The problem: From the entries that follow, extract each line holding the string "JSON".

____ Records for processing

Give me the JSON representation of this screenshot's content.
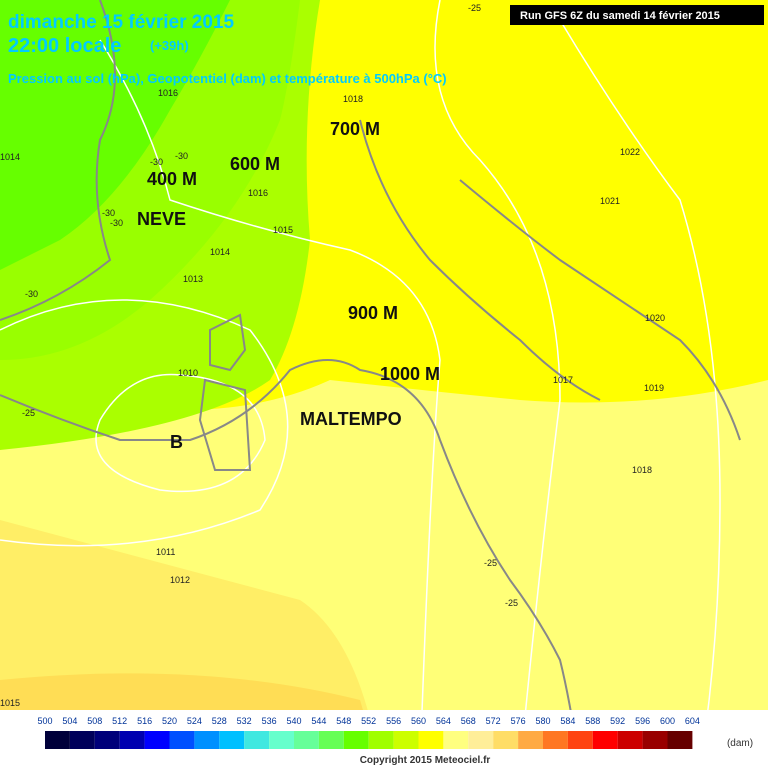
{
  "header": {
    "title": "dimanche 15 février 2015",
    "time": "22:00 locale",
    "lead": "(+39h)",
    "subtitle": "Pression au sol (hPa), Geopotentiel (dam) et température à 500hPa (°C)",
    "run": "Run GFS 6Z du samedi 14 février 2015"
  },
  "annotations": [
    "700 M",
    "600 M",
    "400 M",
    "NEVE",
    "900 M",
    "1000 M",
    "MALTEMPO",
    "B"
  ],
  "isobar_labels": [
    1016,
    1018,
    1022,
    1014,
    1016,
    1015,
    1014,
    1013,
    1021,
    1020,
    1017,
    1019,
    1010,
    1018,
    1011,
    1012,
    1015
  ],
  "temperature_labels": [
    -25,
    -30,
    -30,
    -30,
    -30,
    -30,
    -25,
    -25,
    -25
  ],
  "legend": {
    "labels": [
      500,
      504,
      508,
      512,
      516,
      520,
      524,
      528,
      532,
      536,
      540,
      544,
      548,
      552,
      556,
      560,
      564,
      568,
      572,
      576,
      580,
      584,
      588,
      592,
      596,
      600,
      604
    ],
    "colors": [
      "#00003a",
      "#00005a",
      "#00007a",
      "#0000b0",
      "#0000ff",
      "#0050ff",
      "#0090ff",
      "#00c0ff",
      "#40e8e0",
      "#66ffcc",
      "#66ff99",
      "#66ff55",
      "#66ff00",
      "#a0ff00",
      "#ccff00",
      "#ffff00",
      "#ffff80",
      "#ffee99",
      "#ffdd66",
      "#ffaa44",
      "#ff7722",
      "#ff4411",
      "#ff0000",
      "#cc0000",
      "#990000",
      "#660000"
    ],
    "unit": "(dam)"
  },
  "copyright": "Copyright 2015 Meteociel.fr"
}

________
____ Records for processing

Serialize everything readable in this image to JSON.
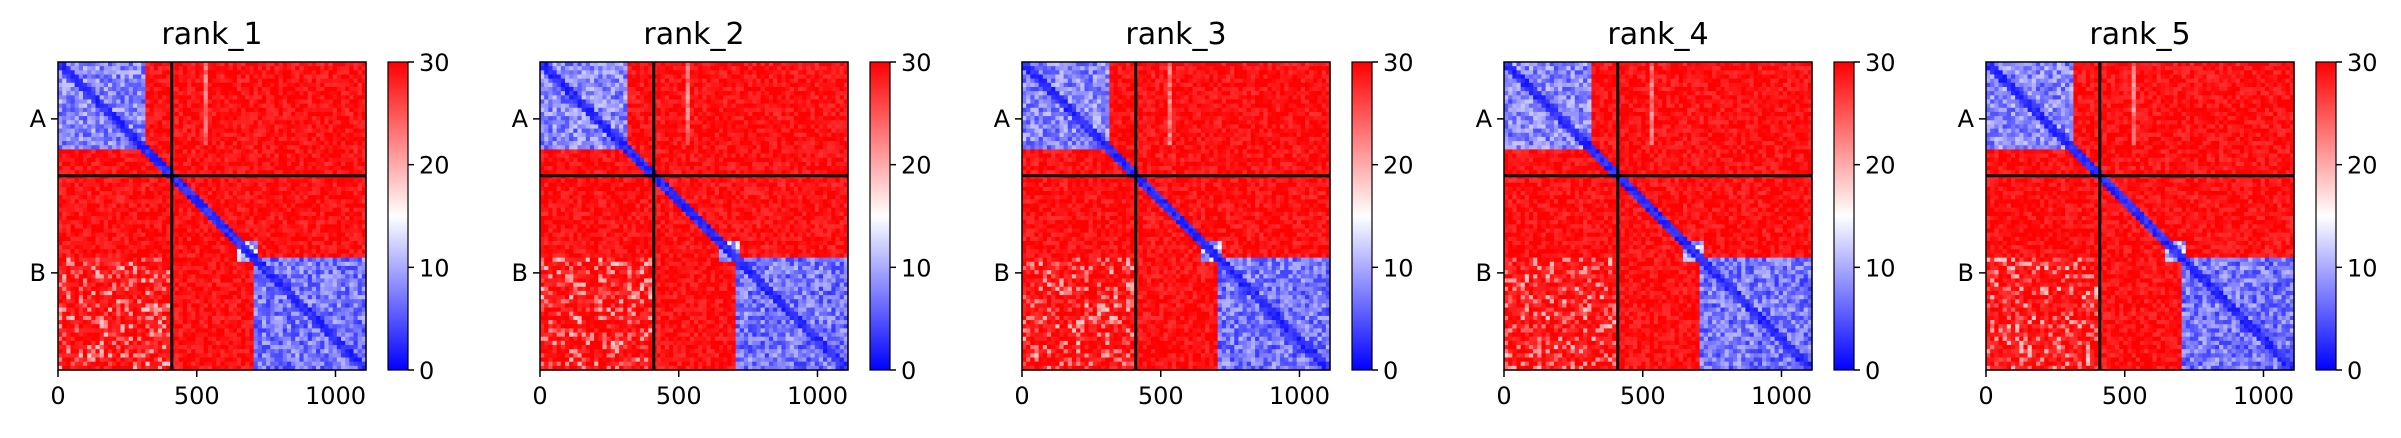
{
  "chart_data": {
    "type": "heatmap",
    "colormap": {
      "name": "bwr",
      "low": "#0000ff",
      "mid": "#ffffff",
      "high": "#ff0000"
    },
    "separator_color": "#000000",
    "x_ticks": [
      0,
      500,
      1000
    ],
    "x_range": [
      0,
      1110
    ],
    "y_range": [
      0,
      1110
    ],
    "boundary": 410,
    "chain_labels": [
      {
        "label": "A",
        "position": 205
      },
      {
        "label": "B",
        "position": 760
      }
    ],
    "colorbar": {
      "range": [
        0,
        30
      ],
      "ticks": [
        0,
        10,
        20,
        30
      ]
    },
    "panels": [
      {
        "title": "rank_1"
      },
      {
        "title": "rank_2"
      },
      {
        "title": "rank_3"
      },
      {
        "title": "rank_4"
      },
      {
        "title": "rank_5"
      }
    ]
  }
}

________

Written answer:
Give me the JSON representation of this screenshot's content.
Serialize everything readable in this image to JSON.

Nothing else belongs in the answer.